Start of Block

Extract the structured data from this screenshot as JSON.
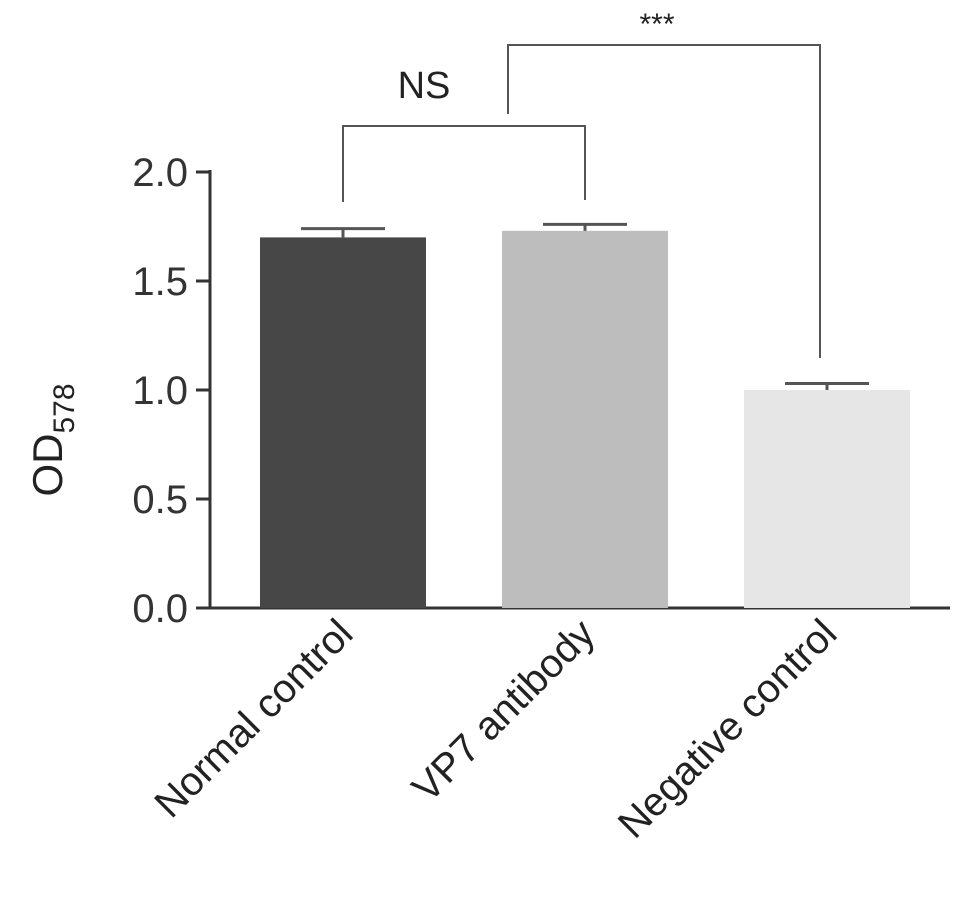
{
  "chart_data": {
    "type": "bar",
    "categories": [
      "Normal control",
      "VP7 antibody",
      "Negative control"
    ],
    "values": [
      1.7,
      1.73,
      1.0
    ],
    "errors": [
      0.04,
      0.03,
      0.03
    ],
    "colors": [
      "#474747",
      "#bdbdbd",
      "#e6e6e6"
    ],
    "ylabel": "OD",
    "ylabel_subscript": "578",
    "ylim": [
      0.0,
      2.0
    ],
    "yticks": [
      "0.0",
      "0.5",
      "1.0",
      "1.5",
      "2.0"
    ],
    "ytick_values": [
      0.0,
      0.5,
      1.0,
      1.5,
      2.0
    ],
    "grid": false,
    "annotations": [
      {
        "label": "NS",
        "between": [
          "Normal control",
          "VP7 antibody"
        ]
      },
      {
        "label": "***",
        "between": [
          "NS",
          "Negative control"
        ]
      }
    ]
  }
}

End of Block

> **PROMPT**
Output the data above exactly, excluding images.

> **OUTPUT FOR THIS EXERCISE**
Extract the structured data from this screenshot as JSON.
{
  "chart_data": {
    "type": "bar",
    "categories": [
      "Normal control",
      "VP7 antibody",
      "Negative control"
    ],
    "values": [
      1.7,
      1.73,
      1.0
    ],
    "errors": [
      0.04,
      0.03,
      0.03
    ],
    "colors": [
      "#474747",
      "#bdbdbd",
      "#e6e6e6"
    ],
    "ylabel": "OD",
    "ylabel_subscript": "578",
    "ylim": [
      0.0,
      2.0
    ],
    "yticks": [
      "0.0",
      "0.5",
      "1.0",
      "1.5",
      "2.0"
    ],
    "ytick_values": [
      0.0,
      0.5,
      1.0,
      1.5,
      2.0
    ],
    "grid": false,
    "annotations": [
      {
        "label": "NS",
        "between": [
          "Normal control",
          "VP7 antibody"
        ]
      },
      {
        "label": "***",
        "between": [
          "NS",
          "Negative control"
        ]
      }
    ]
  }
}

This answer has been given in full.